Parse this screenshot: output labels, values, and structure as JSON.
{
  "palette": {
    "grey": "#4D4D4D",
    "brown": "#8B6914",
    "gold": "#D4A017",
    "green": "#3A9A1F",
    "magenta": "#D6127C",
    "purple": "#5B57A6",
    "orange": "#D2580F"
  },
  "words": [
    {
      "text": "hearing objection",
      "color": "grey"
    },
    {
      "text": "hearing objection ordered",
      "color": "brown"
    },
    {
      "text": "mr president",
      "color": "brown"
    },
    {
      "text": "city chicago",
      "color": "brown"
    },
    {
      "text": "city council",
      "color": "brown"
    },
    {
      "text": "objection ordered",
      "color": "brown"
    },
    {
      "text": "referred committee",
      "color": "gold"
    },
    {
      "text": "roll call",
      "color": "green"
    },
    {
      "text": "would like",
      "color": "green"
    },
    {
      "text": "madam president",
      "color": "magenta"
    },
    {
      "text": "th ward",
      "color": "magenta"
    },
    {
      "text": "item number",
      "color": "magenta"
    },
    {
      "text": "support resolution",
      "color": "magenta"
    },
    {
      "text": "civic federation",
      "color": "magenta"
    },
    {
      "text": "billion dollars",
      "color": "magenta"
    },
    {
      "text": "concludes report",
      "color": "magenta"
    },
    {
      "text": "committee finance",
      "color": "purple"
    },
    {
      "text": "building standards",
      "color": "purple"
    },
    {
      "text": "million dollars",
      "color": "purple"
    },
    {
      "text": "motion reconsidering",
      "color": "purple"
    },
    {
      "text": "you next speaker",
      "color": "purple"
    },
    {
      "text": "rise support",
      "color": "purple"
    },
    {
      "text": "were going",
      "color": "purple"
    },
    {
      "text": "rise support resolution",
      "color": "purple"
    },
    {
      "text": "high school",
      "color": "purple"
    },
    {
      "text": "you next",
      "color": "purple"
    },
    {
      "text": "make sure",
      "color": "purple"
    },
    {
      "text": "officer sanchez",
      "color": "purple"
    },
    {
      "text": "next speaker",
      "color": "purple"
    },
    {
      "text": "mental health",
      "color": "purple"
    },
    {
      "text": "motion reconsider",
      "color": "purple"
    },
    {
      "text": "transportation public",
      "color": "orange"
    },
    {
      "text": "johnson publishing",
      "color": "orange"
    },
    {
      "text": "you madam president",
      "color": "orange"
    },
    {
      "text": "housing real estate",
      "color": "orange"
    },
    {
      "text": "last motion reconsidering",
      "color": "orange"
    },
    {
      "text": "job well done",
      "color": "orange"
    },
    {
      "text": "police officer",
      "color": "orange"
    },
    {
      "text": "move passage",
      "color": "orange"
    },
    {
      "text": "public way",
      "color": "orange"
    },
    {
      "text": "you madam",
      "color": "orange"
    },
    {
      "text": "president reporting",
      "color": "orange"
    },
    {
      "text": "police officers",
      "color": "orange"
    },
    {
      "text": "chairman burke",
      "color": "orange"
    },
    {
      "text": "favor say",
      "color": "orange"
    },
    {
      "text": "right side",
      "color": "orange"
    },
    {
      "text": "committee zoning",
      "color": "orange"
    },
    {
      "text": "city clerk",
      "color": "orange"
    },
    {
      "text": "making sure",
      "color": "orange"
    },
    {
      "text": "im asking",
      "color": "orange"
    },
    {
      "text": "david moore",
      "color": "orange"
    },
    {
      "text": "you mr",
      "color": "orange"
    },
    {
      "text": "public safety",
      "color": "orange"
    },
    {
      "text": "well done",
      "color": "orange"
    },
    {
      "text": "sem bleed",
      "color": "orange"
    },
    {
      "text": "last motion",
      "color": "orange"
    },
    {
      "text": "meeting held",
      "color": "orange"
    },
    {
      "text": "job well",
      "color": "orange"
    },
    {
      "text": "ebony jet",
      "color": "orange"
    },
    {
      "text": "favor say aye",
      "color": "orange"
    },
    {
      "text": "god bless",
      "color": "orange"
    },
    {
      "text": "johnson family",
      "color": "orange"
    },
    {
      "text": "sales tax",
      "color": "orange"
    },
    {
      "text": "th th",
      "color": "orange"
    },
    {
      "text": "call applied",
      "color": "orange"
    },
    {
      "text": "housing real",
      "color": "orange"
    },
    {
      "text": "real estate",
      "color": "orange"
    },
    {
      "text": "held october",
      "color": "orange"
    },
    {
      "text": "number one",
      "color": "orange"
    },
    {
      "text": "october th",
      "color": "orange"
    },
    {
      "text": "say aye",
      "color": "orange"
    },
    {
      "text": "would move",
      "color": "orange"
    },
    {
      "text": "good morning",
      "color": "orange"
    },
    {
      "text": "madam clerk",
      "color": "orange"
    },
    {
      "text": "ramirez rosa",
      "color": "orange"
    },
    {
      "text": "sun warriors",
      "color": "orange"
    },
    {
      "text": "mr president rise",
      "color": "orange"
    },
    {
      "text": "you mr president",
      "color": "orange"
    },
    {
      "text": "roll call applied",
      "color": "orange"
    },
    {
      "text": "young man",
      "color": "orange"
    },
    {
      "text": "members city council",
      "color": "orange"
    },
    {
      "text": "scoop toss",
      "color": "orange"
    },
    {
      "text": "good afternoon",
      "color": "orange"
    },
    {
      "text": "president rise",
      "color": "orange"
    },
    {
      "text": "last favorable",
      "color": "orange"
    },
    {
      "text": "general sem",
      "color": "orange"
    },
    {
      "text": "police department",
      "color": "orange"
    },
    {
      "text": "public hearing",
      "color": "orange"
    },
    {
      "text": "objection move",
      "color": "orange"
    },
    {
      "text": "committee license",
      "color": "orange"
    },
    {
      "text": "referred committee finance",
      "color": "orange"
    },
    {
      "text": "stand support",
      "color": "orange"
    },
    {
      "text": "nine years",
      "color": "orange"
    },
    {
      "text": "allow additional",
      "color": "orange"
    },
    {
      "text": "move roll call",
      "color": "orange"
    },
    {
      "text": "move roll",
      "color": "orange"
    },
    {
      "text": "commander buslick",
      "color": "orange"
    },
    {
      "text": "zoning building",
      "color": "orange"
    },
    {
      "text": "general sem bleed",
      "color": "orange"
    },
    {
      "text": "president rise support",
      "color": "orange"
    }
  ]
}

__________

_Short problem_
Output the data above exactly, please, line for line.

_Expected answer_
Parse this screenshot: output labels, values, and structure as JSON.
{
  "palette": {
    "grey": "#4D4D4D",
    "brown": "#8B6914",
    "gold": "#D4A017",
    "green": "#3A9A1F",
    "magenta": "#D6127C",
    "purple": "#5B57A6",
    "orange": "#D2580F"
  },
  "words": [
    {
      "text": "hearing objection",
      "color": "grey"
    },
    {
      "text": "hearing objection ordered",
      "color": "brown"
    },
    {
      "text": "mr president",
      "color": "brown"
    },
    {
      "text": "city chicago",
      "color": "brown"
    },
    {
      "text": "city council",
      "color": "brown"
    },
    {
      "text": "objection ordered",
      "color": "brown"
    },
    {
      "text": "referred committee",
      "color": "gold"
    },
    {
      "text": "roll call",
      "color": "green"
    },
    {
      "text": "would like",
      "color": "green"
    },
    {
      "text": "madam president",
      "color": "magenta"
    },
    {
      "text": "th ward",
      "color": "magenta"
    },
    {
      "text": "item number",
      "color": "magenta"
    },
    {
      "text": "support resolution",
      "color": "magenta"
    },
    {
      "text": "civic federation",
      "color": "magenta"
    },
    {
      "text": "billion dollars",
      "color": "magenta"
    },
    {
      "text": "concludes report",
      "color": "magenta"
    },
    {
      "text": "committee finance",
      "color": "purple"
    },
    {
      "text": "building standards",
      "color": "purple"
    },
    {
      "text": "million dollars",
      "color": "purple"
    },
    {
      "text": "motion reconsidering",
      "color": "purple"
    },
    {
      "text": "you next speaker",
      "color": "purple"
    },
    {
      "text": "rise support",
      "color": "purple"
    },
    {
      "text": "were going",
      "color": "purple"
    },
    {
      "text": "rise support resolution",
      "color": "purple"
    },
    {
      "text": "high school",
      "color": "purple"
    },
    {
      "text": "you next",
      "color": "purple"
    },
    {
      "text": "make sure",
      "color": "purple"
    },
    {
      "text": "officer sanchez",
      "color": "purple"
    },
    {
      "text": "next speaker",
      "color": "purple"
    },
    {
      "text": "mental health",
      "color": "purple"
    },
    {
      "text": "motion reconsider",
      "color": "purple"
    },
    {
      "text": "transportation public",
      "color": "orange"
    },
    {
      "text": "johnson publishing",
      "color": "orange"
    },
    {
      "text": "you madam president",
      "color": "orange"
    },
    {
      "text": "housing real estate",
      "color": "orange"
    },
    {
      "text": "last motion reconsidering",
      "color": "orange"
    },
    {
      "text": "job well done",
      "color": "orange"
    },
    {
      "text": "police officer",
      "color": "orange"
    },
    {
      "text": "move passage",
      "color": "orange"
    },
    {
      "text": "public way",
      "color": "orange"
    },
    {
      "text": "you madam",
      "color": "orange"
    },
    {
      "text": "president reporting",
      "color": "orange"
    },
    {
      "text": "police officers",
      "color": "orange"
    },
    {
      "text": "chairman burke",
      "color": "orange"
    },
    {
      "text": "favor say",
      "color": "orange"
    },
    {
      "text": "right side",
      "color": "orange"
    },
    {
      "text": "committee zoning",
      "color": "orange"
    },
    {
      "text": "city clerk",
      "color": "orange"
    },
    {
      "text": "making sure",
      "color": "orange"
    },
    {
      "text": "im asking",
      "color": "orange"
    },
    {
      "text": "david moore",
      "color": "orange"
    },
    {
      "text": "you mr",
      "color": "orange"
    },
    {
      "text": "public safety",
      "color": "orange"
    },
    {
      "text": "well done",
      "color": "orange"
    },
    {
      "text": "sem bleed",
      "color": "orange"
    },
    {
      "text": "last motion",
      "color": "orange"
    },
    {
      "text": "meeting held",
      "color": "orange"
    },
    {
      "text": "job well",
      "color": "orange"
    },
    {
      "text": "ebony jet",
      "color": "orange"
    },
    {
      "text": "favor say aye",
      "color": "orange"
    },
    {
      "text": "god bless",
      "color": "orange"
    },
    {
      "text": "johnson family",
      "color": "orange"
    },
    {
      "text": "sales tax",
      "color": "orange"
    },
    {
      "text": "th th",
      "color": "orange"
    },
    {
      "text": "call applied",
      "color": "orange"
    },
    {
      "text": "housing real",
      "color": "orange"
    },
    {
      "text": "real estate",
      "color": "orange"
    },
    {
      "text": "held october",
      "color": "orange"
    },
    {
      "text": "number one",
      "color": "orange"
    },
    {
      "text": "october th",
      "color": "orange"
    },
    {
      "text": "say aye",
      "color": "orange"
    },
    {
      "text": "would move",
      "color": "orange"
    },
    {
      "text": "good morning",
      "color": "orange"
    },
    {
      "text": "madam clerk",
      "color": "orange"
    },
    {
      "text": "ramirez rosa",
      "color": "orange"
    },
    {
      "text": "sun warriors",
      "color": "orange"
    },
    {
      "text": "mr president rise",
      "color": "orange"
    },
    {
      "text": "you mr president",
      "color": "orange"
    },
    {
      "text": "roll call applied",
      "color": "orange"
    },
    {
      "text": "young man",
      "color": "orange"
    },
    {
      "text": "members city council",
      "color": "orange"
    },
    {
      "text": "scoop toss",
      "color": "orange"
    },
    {
      "text": "good afternoon",
      "color": "orange"
    },
    {
      "text": "president rise",
      "color": "orange"
    },
    {
      "text": "last favorable",
      "color": "orange"
    },
    {
      "text": "general sem",
      "color": "orange"
    },
    {
      "text": "police department",
      "color": "orange"
    },
    {
      "text": "public hearing",
      "color": "orange"
    },
    {
      "text": "objection move",
      "color": "orange"
    },
    {
      "text": "committee license",
      "color": "orange"
    },
    {
      "text": "referred committee finance",
      "color": "orange"
    },
    {
      "text": "stand support",
      "color": "orange"
    },
    {
      "text": "nine years",
      "color": "orange"
    },
    {
      "text": "allow additional",
      "color": "orange"
    },
    {
      "text": "move roll call",
      "color": "orange"
    },
    {
      "text": "move roll",
      "color": "orange"
    },
    {
      "text": "commander buslick",
      "color": "orange"
    },
    {
      "text": "zoning building",
      "color": "orange"
    },
    {
      "text": "general sem bleed",
      "color": "orange"
    },
    {
      "text": "president rise support",
      "color": "orange"
    }
  ]
}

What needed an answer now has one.